• SET EXERCISE:
Copy out each line exactly as it appears.

• SUPPLIED RECORDS:
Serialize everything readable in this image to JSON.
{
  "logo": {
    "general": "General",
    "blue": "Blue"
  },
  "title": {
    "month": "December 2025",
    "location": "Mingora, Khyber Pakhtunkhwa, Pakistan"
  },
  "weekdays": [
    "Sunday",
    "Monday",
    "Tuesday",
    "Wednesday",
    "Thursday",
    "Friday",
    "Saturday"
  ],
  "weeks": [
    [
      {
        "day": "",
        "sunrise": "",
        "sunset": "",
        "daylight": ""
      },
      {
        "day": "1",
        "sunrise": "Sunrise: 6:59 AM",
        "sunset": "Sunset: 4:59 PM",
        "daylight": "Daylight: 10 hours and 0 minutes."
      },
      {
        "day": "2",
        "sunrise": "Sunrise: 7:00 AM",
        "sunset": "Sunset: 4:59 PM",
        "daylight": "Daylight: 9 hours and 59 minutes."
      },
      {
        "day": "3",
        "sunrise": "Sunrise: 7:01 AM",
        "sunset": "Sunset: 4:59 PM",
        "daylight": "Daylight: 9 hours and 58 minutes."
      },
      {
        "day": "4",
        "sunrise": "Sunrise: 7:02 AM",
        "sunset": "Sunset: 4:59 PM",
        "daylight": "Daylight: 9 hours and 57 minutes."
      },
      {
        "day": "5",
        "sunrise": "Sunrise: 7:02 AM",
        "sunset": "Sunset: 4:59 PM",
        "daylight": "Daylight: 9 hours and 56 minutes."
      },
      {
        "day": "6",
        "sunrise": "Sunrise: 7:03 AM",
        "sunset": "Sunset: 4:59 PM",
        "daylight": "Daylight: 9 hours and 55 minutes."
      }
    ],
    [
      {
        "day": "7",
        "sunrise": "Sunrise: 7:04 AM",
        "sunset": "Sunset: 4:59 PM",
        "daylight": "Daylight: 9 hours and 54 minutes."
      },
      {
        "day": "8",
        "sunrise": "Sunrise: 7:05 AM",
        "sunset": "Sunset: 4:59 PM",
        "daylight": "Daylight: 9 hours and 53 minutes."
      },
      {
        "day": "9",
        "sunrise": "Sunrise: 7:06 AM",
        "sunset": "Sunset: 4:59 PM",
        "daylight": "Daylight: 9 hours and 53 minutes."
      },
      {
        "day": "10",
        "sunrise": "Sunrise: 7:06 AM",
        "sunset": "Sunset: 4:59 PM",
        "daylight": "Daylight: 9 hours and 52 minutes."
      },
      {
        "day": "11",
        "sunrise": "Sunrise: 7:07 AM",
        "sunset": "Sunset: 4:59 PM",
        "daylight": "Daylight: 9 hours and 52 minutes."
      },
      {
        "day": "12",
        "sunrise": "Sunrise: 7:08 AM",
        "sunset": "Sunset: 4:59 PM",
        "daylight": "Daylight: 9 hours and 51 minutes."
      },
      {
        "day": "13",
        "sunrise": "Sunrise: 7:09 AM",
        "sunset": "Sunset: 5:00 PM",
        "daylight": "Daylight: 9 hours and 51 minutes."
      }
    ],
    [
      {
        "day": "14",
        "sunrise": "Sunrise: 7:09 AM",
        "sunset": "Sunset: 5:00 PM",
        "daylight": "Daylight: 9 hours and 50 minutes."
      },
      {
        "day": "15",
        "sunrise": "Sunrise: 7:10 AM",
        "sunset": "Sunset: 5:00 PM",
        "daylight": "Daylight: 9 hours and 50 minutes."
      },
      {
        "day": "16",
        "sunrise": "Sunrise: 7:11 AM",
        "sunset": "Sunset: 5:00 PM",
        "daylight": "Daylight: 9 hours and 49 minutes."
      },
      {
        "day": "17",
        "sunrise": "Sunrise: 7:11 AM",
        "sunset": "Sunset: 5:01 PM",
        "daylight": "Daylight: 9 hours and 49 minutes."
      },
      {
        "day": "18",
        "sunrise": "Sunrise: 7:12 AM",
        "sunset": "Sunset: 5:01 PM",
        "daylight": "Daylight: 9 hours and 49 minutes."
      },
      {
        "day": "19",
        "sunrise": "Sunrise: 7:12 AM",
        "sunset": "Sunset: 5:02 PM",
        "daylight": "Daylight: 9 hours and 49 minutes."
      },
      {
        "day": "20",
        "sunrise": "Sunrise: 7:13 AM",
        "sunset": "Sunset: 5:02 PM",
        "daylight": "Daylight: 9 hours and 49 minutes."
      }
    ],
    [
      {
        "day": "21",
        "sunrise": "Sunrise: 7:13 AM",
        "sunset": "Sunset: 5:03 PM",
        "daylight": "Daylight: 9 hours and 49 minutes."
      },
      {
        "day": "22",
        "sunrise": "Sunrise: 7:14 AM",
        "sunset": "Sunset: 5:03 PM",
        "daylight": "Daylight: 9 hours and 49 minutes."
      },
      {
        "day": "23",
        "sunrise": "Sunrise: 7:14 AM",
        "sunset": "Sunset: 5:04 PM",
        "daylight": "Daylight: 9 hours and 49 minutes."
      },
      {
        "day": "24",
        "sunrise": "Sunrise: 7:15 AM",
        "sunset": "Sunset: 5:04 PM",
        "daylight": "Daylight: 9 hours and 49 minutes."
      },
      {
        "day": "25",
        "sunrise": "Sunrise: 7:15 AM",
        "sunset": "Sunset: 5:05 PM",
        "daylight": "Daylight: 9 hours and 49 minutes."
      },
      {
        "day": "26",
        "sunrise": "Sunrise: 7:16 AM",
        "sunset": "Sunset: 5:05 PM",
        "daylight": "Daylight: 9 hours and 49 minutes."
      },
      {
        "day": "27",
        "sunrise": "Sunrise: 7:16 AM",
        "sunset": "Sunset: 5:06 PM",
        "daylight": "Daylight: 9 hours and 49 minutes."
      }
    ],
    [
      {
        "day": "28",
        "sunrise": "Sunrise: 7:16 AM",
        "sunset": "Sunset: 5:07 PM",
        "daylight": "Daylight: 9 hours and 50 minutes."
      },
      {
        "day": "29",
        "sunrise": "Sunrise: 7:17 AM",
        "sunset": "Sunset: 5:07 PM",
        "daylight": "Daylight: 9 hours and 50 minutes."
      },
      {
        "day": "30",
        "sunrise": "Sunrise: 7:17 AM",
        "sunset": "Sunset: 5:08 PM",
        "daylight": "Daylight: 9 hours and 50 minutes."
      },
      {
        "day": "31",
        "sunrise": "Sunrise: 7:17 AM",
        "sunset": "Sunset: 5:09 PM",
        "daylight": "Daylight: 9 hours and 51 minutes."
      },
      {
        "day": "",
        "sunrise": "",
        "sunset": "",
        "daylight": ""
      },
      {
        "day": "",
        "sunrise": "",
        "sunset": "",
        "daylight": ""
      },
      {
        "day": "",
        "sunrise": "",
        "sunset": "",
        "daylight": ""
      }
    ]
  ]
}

• WRITTEN ANSWER:
Serialize everything readable in this image to JSON.
{
  "logo": {
    "general": "General",
    "blue": "Blue"
  },
  "title": {
    "month": "December 2025",
    "location": "Mingora, Khyber Pakhtunkhwa, Pakistan"
  },
  "weekdays": [
    "Sunday",
    "Monday",
    "Tuesday",
    "Wednesday",
    "Thursday",
    "Friday",
    "Saturday"
  ],
  "weeks": [
    [
      {
        "day": "",
        "sunrise": "",
        "sunset": "",
        "daylight": ""
      },
      {
        "day": "1",
        "sunrise": "Sunrise: 6:59 AM",
        "sunset": "Sunset: 4:59 PM",
        "daylight": "Daylight: 10 hours and 0 minutes."
      },
      {
        "day": "2",
        "sunrise": "Sunrise: 7:00 AM",
        "sunset": "Sunset: 4:59 PM",
        "daylight": "Daylight: 9 hours and 59 minutes."
      },
      {
        "day": "3",
        "sunrise": "Sunrise: 7:01 AM",
        "sunset": "Sunset: 4:59 PM",
        "daylight": "Daylight: 9 hours and 58 minutes."
      },
      {
        "day": "4",
        "sunrise": "Sunrise: 7:02 AM",
        "sunset": "Sunset: 4:59 PM",
        "daylight": "Daylight: 9 hours and 57 minutes."
      },
      {
        "day": "5",
        "sunrise": "Sunrise: 7:02 AM",
        "sunset": "Sunset: 4:59 PM",
        "daylight": "Daylight: 9 hours and 56 minutes."
      },
      {
        "day": "6",
        "sunrise": "Sunrise: 7:03 AM",
        "sunset": "Sunset: 4:59 PM",
        "daylight": "Daylight: 9 hours and 55 minutes."
      }
    ],
    [
      {
        "day": "7",
        "sunrise": "Sunrise: 7:04 AM",
        "sunset": "Sunset: 4:59 PM",
        "daylight": "Daylight: 9 hours and 54 minutes."
      },
      {
        "day": "8",
        "sunrise": "Sunrise: 7:05 AM",
        "sunset": "Sunset: 4:59 PM",
        "daylight": "Daylight: 9 hours and 53 minutes."
      },
      {
        "day": "9",
        "sunrise": "Sunrise: 7:06 AM",
        "sunset": "Sunset: 4:59 PM",
        "daylight": "Daylight: 9 hours and 53 minutes."
      },
      {
        "day": "10",
        "sunrise": "Sunrise: 7:06 AM",
        "sunset": "Sunset: 4:59 PM",
        "daylight": "Daylight: 9 hours and 52 minutes."
      },
      {
        "day": "11",
        "sunrise": "Sunrise: 7:07 AM",
        "sunset": "Sunset: 4:59 PM",
        "daylight": "Daylight: 9 hours and 52 minutes."
      },
      {
        "day": "12",
        "sunrise": "Sunrise: 7:08 AM",
        "sunset": "Sunset: 4:59 PM",
        "daylight": "Daylight: 9 hours and 51 minutes."
      },
      {
        "day": "13",
        "sunrise": "Sunrise: 7:09 AM",
        "sunset": "Sunset: 5:00 PM",
        "daylight": "Daylight: 9 hours and 51 minutes."
      }
    ],
    [
      {
        "day": "14",
        "sunrise": "Sunrise: 7:09 AM",
        "sunset": "Sunset: 5:00 PM",
        "daylight": "Daylight: 9 hours and 50 minutes."
      },
      {
        "day": "15",
        "sunrise": "Sunrise: 7:10 AM",
        "sunset": "Sunset: 5:00 PM",
        "daylight": "Daylight: 9 hours and 50 minutes."
      },
      {
        "day": "16",
        "sunrise": "Sunrise: 7:11 AM",
        "sunset": "Sunset: 5:00 PM",
        "daylight": "Daylight: 9 hours and 49 minutes."
      },
      {
        "day": "17",
        "sunrise": "Sunrise: 7:11 AM",
        "sunset": "Sunset: 5:01 PM",
        "daylight": "Daylight: 9 hours and 49 minutes."
      },
      {
        "day": "18",
        "sunrise": "Sunrise: 7:12 AM",
        "sunset": "Sunset: 5:01 PM",
        "daylight": "Daylight: 9 hours and 49 minutes."
      },
      {
        "day": "19",
        "sunrise": "Sunrise: 7:12 AM",
        "sunset": "Sunset: 5:02 PM",
        "daylight": "Daylight: 9 hours and 49 minutes."
      },
      {
        "day": "20",
        "sunrise": "Sunrise: 7:13 AM",
        "sunset": "Sunset: 5:02 PM",
        "daylight": "Daylight: 9 hours and 49 minutes."
      }
    ],
    [
      {
        "day": "21",
        "sunrise": "Sunrise: 7:13 AM",
        "sunset": "Sunset: 5:03 PM",
        "daylight": "Daylight: 9 hours and 49 minutes."
      },
      {
        "day": "22",
        "sunrise": "Sunrise: 7:14 AM",
        "sunset": "Sunset: 5:03 PM",
        "daylight": "Daylight: 9 hours and 49 minutes."
      },
      {
        "day": "23",
        "sunrise": "Sunrise: 7:14 AM",
        "sunset": "Sunset: 5:04 PM",
        "daylight": "Daylight: 9 hours and 49 minutes."
      },
      {
        "day": "24",
        "sunrise": "Sunrise: 7:15 AM",
        "sunset": "Sunset: 5:04 PM",
        "daylight": "Daylight: 9 hours and 49 minutes."
      },
      {
        "day": "25",
        "sunrise": "Sunrise: 7:15 AM",
        "sunset": "Sunset: 5:05 PM",
        "daylight": "Daylight: 9 hours and 49 minutes."
      },
      {
        "day": "26",
        "sunrise": "Sunrise: 7:16 AM",
        "sunset": "Sunset: 5:05 PM",
        "daylight": "Daylight: 9 hours and 49 minutes."
      },
      {
        "day": "27",
        "sunrise": "Sunrise: 7:16 AM",
        "sunset": "Sunset: 5:06 PM",
        "daylight": "Daylight: 9 hours and 49 minutes."
      }
    ],
    [
      {
        "day": "28",
        "sunrise": "Sunrise: 7:16 AM",
        "sunset": "Sunset: 5:07 PM",
        "daylight": "Daylight: 9 hours and 50 minutes."
      },
      {
        "day": "29",
        "sunrise": "Sunrise: 7:17 AM",
        "sunset": "Sunset: 5:07 PM",
        "daylight": "Daylight: 9 hours and 50 minutes."
      },
      {
        "day": "30",
        "sunrise": "Sunrise: 7:17 AM",
        "sunset": "Sunset: 5:08 PM",
        "daylight": "Daylight: 9 hours and 50 minutes."
      },
      {
        "day": "31",
        "sunrise": "Sunrise: 7:17 AM",
        "sunset": "Sunset: 5:09 PM",
        "daylight": "Daylight: 9 hours and 51 minutes."
      },
      {
        "day": "",
        "sunrise": "",
        "sunset": "",
        "daylight": ""
      },
      {
        "day": "",
        "sunrise": "",
        "sunset": "",
        "daylight": ""
      },
      {
        "day": "",
        "sunrise": "",
        "sunset": "",
        "daylight": ""
      }
    ]
  ]
}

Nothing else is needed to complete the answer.